=== EXERCISE OBJECTIVE ===
Skip the pictures. Transcribe the rest of the data below without changing a word.

○ ○ ○ ○

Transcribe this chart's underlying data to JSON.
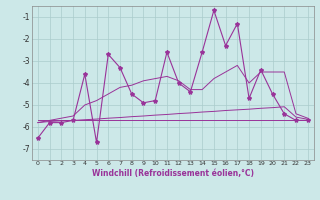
{
  "x": [
    0,
    1,
    2,
    3,
    4,
    5,
    6,
    7,
    8,
    9,
    10,
    11,
    12,
    13,
    14,
    15,
    16,
    17,
    18,
    19,
    20,
    21,
    22,
    23
  ],
  "line_jagged": [
    -6.5,
    -5.8,
    -5.8,
    -5.7,
    -3.6,
    -6.7,
    -2.7,
    -3.3,
    -4.5,
    -4.9,
    -4.8,
    -2.6,
    -4.0,
    -4.4,
    -2.6,
    -0.7,
    -2.3,
    -1.3,
    -4.7,
    -3.4,
    -4.5,
    -5.4,
    -5.7,
    -5.7
  ],
  "line_upper": [
    -5.8,
    -5.7,
    -5.6,
    -5.5,
    -5.0,
    -4.8,
    -4.5,
    -4.2,
    -4.1,
    -3.9,
    -3.8,
    -3.7,
    -3.9,
    -4.3,
    -4.3,
    -3.8,
    -3.5,
    -3.2,
    -4.0,
    -3.5,
    -3.5,
    -3.5,
    -5.4,
    -5.6
  ],
  "line_lower": [
    -5.8,
    -5.75,
    -5.72,
    -5.7,
    -5.67,
    -5.64,
    -5.6,
    -5.57,
    -5.53,
    -5.5,
    -5.46,
    -5.43,
    -5.39,
    -5.36,
    -5.32,
    -5.29,
    -5.25,
    -5.22,
    -5.19,
    -5.15,
    -5.12,
    -5.08,
    -5.55,
    -5.65
  ],
  "line_flat": [
    -5.7,
    -5.7,
    -5.7,
    -5.7,
    -5.7,
    -5.7,
    -5.7,
    -5.7,
    -5.7,
    -5.7,
    -5.7,
    -5.7,
    -5.7,
    -5.7,
    -5.7,
    -5.7,
    -5.7,
    -5.7,
    -5.7,
    -5.7,
    -5.7,
    -5.7,
    -5.7,
    -5.7
  ],
  "ylim": [
    -7.5,
    -0.5
  ],
  "xlim": [
    -0.5,
    23.5
  ],
  "yticks": [
    -7,
    -6,
    -5,
    -4,
    -3,
    -2,
    -1
  ],
  "color": "#993399",
  "bg_color": "#cce8e8",
  "grid_color": "#aacccc",
  "xlabel": "Windchill (Refroidissement éolien,°C)"
}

○ ○ ○ ○

=== WRITTEN ANSWER ===
Transcribe this chart's underlying data to JSON.
{
  "x": [
    0,
    1,
    2,
    3,
    4,
    5,
    6,
    7,
    8,
    9,
    10,
    11,
    12,
    13,
    14,
    15,
    16,
    17,
    18,
    19,
    20,
    21,
    22,
    23
  ],
  "line_jagged": [
    -6.5,
    -5.8,
    -5.8,
    -5.7,
    -3.6,
    -6.7,
    -2.7,
    -3.3,
    -4.5,
    -4.9,
    -4.8,
    -2.6,
    -4.0,
    -4.4,
    -2.6,
    -0.7,
    -2.3,
    -1.3,
    -4.7,
    -3.4,
    -4.5,
    -5.4,
    -5.7,
    -5.7
  ],
  "line_upper": [
    -5.8,
    -5.7,
    -5.6,
    -5.5,
    -5.0,
    -4.8,
    -4.5,
    -4.2,
    -4.1,
    -3.9,
    -3.8,
    -3.7,
    -3.9,
    -4.3,
    -4.3,
    -3.8,
    -3.5,
    -3.2,
    -4.0,
    -3.5,
    -3.5,
    -3.5,
    -5.4,
    -5.6
  ],
  "line_lower": [
    -5.8,
    -5.75,
    -5.72,
    -5.7,
    -5.67,
    -5.64,
    -5.6,
    -5.57,
    -5.53,
    -5.5,
    -5.46,
    -5.43,
    -5.39,
    -5.36,
    -5.32,
    -5.29,
    -5.25,
    -5.22,
    -5.19,
    -5.15,
    -5.12,
    -5.08,
    -5.55,
    -5.65
  ],
  "line_flat": [
    -5.7,
    -5.7,
    -5.7,
    -5.7,
    -5.7,
    -5.7,
    -5.7,
    -5.7,
    -5.7,
    -5.7,
    -5.7,
    -5.7,
    -5.7,
    -5.7,
    -5.7,
    -5.7,
    -5.7,
    -5.7,
    -5.7,
    -5.7,
    -5.7,
    -5.7,
    -5.7,
    -5.7
  ],
  "ylim": [
    -7.5,
    -0.5
  ],
  "xlim": [
    -0.5,
    23.5
  ],
  "yticks": [
    -7,
    -6,
    -5,
    -4,
    -3,
    -2,
    -1
  ],
  "color": "#993399",
  "bg_color": "#cce8e8",
  "grid_color": "#aacccc",
  "xlabel": "Windchill (Refroidissement éolien,°C)"
}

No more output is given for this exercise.